> Work to complete:
Do any lines in the data below contain "JSON"? If so, copy every one of them.

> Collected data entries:
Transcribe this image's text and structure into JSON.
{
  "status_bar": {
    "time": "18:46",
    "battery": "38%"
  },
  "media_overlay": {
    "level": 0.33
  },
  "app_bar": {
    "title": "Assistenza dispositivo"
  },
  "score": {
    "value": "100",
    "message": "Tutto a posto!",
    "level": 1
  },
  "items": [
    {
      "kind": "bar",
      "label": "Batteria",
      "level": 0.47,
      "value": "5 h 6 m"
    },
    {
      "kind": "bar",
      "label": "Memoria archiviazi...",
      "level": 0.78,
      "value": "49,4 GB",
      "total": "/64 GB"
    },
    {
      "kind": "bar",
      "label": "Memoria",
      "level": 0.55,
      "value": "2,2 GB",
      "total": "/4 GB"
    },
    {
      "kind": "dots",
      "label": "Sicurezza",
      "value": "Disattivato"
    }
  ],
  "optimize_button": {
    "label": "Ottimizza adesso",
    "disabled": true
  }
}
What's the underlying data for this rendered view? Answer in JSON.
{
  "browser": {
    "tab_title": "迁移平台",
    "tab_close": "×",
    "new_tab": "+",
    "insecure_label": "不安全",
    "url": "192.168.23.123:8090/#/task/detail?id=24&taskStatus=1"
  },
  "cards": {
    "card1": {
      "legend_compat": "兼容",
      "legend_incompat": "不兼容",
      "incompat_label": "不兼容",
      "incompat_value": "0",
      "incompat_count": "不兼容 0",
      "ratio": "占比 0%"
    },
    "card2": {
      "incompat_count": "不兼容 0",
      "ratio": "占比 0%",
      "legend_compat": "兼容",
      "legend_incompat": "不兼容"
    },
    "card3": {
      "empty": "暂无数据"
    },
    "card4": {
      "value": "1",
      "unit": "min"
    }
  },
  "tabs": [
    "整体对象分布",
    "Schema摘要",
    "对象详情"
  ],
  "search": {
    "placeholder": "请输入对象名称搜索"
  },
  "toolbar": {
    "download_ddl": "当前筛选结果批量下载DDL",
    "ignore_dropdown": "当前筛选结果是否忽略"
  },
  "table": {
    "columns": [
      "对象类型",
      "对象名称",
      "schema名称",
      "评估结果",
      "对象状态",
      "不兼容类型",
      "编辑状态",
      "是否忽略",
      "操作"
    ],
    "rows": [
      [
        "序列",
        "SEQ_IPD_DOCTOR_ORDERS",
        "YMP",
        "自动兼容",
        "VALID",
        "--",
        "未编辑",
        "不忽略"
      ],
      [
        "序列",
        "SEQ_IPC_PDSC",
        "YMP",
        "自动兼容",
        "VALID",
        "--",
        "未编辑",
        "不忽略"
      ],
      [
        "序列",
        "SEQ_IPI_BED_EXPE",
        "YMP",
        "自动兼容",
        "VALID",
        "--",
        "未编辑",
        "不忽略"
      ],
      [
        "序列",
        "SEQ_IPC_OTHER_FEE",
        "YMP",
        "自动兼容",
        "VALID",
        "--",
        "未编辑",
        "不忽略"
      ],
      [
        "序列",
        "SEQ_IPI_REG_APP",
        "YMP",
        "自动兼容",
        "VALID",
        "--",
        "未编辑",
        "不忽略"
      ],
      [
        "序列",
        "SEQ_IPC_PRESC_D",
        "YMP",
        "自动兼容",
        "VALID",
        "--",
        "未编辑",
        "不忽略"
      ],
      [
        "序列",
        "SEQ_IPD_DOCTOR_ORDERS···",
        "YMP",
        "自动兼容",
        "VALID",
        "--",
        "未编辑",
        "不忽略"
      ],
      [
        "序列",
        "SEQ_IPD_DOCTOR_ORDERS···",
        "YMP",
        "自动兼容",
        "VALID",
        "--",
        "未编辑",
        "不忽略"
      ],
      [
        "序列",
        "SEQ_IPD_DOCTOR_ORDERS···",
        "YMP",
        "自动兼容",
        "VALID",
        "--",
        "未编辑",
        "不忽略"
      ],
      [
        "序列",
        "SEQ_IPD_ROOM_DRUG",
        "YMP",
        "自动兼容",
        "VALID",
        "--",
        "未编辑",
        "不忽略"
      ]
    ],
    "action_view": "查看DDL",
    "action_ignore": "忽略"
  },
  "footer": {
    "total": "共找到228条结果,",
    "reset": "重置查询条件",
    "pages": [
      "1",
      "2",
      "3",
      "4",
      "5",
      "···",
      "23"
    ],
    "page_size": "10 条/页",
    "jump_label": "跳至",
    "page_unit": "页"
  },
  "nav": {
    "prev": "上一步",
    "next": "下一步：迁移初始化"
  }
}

> Finished answer:
Transcribe this image's text and structure into JSON.
What's the underlying data for this rendered view? Answer in JSON.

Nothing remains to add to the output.